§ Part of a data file
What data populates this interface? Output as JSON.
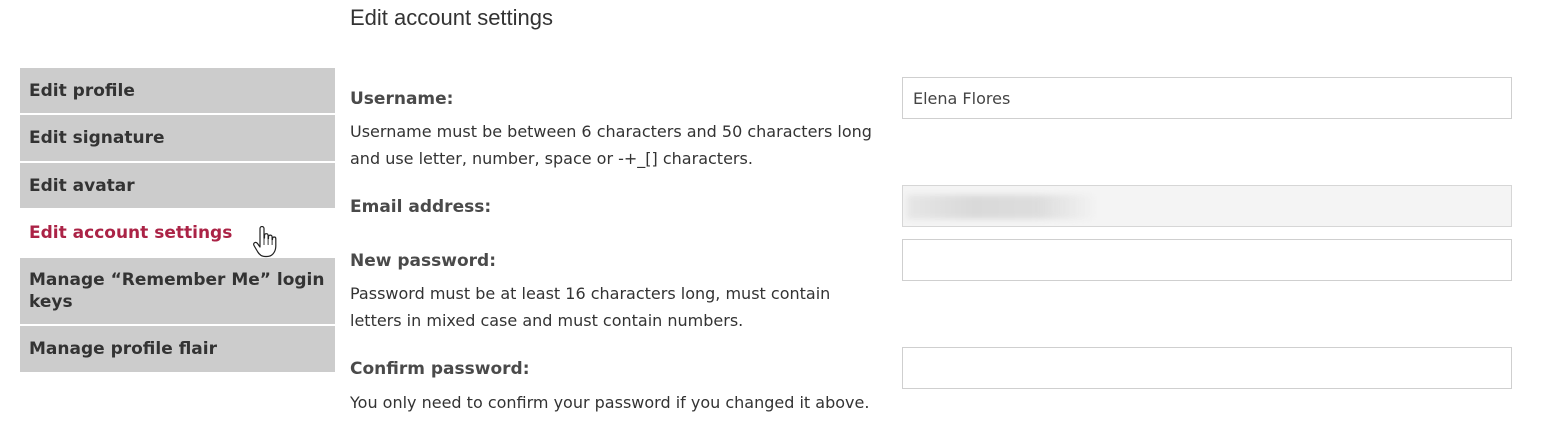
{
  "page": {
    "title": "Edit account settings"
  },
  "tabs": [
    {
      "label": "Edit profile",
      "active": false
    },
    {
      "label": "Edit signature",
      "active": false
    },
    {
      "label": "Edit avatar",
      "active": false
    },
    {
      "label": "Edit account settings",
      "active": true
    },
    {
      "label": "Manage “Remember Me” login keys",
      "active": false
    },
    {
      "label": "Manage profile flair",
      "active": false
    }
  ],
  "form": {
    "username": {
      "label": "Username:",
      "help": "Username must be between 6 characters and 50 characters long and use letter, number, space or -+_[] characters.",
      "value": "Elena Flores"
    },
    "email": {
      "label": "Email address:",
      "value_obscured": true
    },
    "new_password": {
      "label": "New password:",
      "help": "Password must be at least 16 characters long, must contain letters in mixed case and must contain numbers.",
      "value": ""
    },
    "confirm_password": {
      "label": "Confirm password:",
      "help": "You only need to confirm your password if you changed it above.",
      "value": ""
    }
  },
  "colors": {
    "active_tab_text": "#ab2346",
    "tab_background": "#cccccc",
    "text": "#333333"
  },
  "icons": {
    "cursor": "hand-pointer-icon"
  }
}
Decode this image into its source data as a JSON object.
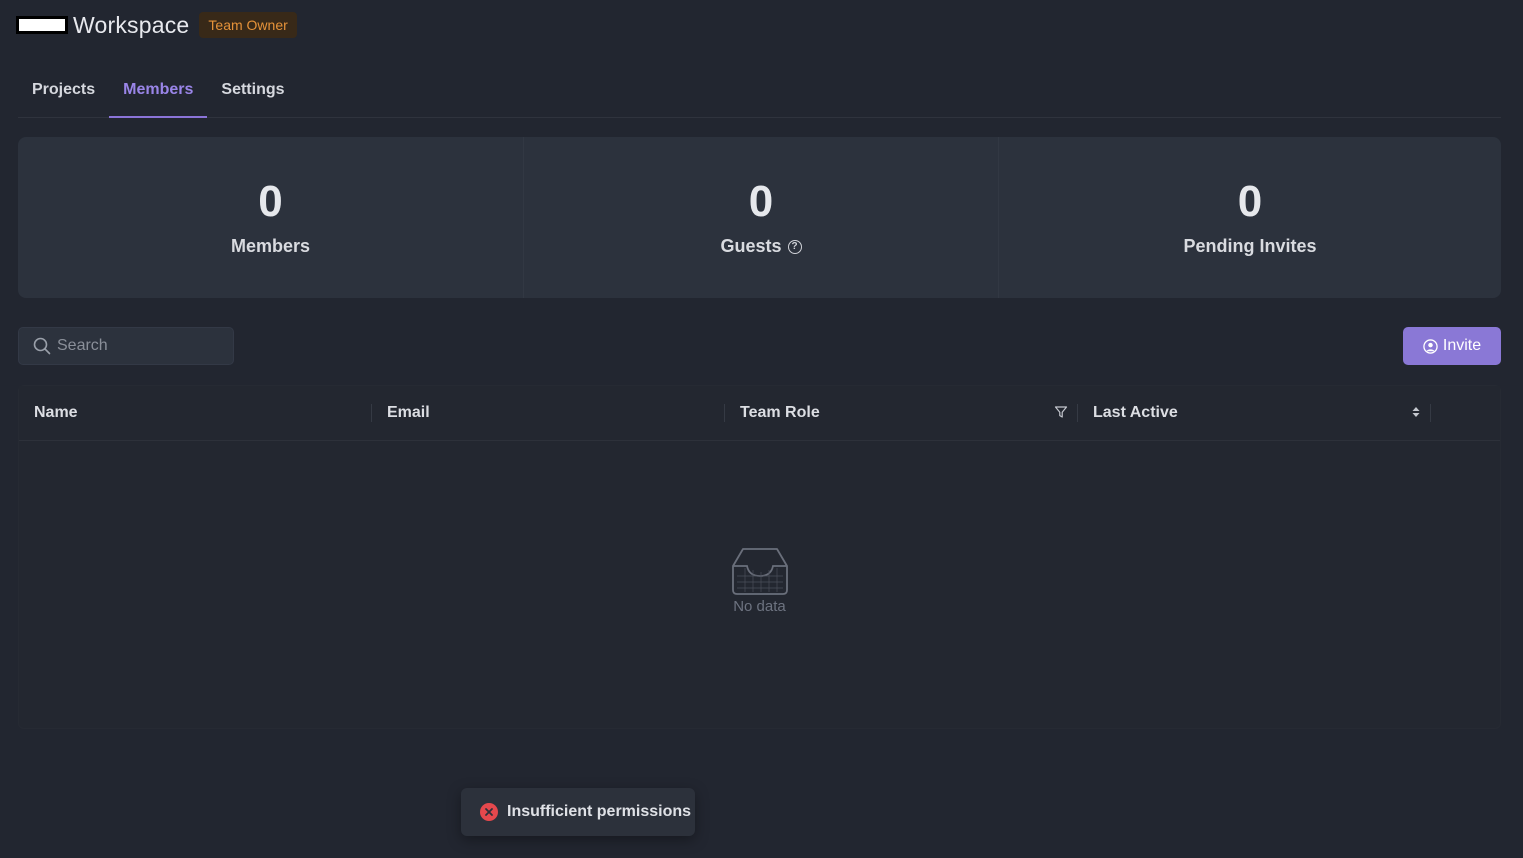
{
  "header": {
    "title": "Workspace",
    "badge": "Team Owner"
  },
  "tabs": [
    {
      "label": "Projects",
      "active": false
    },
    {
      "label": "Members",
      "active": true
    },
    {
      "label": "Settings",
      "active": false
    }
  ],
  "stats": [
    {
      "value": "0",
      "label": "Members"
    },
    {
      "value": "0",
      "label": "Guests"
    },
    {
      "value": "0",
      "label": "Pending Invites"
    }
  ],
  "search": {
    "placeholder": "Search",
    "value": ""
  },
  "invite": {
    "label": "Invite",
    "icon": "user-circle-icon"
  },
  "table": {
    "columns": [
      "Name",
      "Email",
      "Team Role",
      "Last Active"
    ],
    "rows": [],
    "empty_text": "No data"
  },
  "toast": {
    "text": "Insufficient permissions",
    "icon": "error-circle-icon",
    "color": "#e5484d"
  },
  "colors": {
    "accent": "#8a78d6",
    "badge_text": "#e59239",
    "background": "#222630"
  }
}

§ PROBLEM
Transcribe each entry precisely as given, leaving the pictures out.

§ THE RESULT
What data populates this interface? Output as JSON.
{
  "page": {
    "title": "Edit account settings"
  },
  "tabs": [
    {
      "label": "Edit profile",
      "active": false
    },
    {
      "label": "Edit signature",
      "active": false
    },
    {
      "label": "Edit avatar",
      "active": false
    },
    {
      "label": "Edit account settings",
      "active": true
    },
    {
      "label": "Manage “Remember Me” login keys",
      "active": false
    },
    {
      "label": "Manage profile flair",
      "active": false
    }
  ],
  "form": {
    "username": {
      "label": "Username:",
      "help": "Username must be between 6 characters and 50 characters long and use letter, number, space or -+_[] characters.",
      "value": "Elena Flores"
    },
    "email": {
      "label": "Email address:",
      "value_obscured": true
    },
    "new_password": {
      "label": "New password:",
      "help": "Password must be at least 16 characters long, must contain letters in mixed case and must contain numbers.",
      "value": ""
    },
    "confirm_password": {
      "label": "Confirm password:",
      "help": "You only need to confirm your password if you changed it above.",
      "value": ""
    }
  },
  "colors": {
    "active_tab_text": "#ab2346",
    "tab_background": "#cccccc",
    "text": "#333333"
  },
  "icons": {
    "cursor": "hand-pointer-icon"
  }
}
Decode this image into its source data as a JSON object.
{
  "header": {
    "title": "Workspace",
    "badge": "Team Owner"
  },
  "tabs": [
    {
      "label": "Projects",
      "active": false
    },
    {
      "label": "Members",
      "active": true
    },
    {
      "label": "Settings",
      "active": false
    }
  ],
  "stats": [
    {
      "value": "0",
      "label": "Members"
    },
    {
      "value": "0",
      "label": "Guests"
    },
    {
      "value": "0",
      "label": "Pending Invites"
    }
  ],
  "search": {
    "placeholder": "Search",
    "value": ""
  },
  "invite": {
    "label": "Invite",
    "icon": "user-circle-icon"
  },
  "table": {
    "columns": [
      "Name",
      "Email",
      "Team Role",
      "Last Active"
    ],
    "rows": [],
    "empty_text": "No data"
  },
  "toast": {
    "text": "Insufficient permissions",
    "icon": "error-circle-icon",
    "color": "#e5484d"
  },
  "colors": {
    "accent": "#8a78d6",
    "badge_text": "#e59239",
    "background": "#222630"
  }
}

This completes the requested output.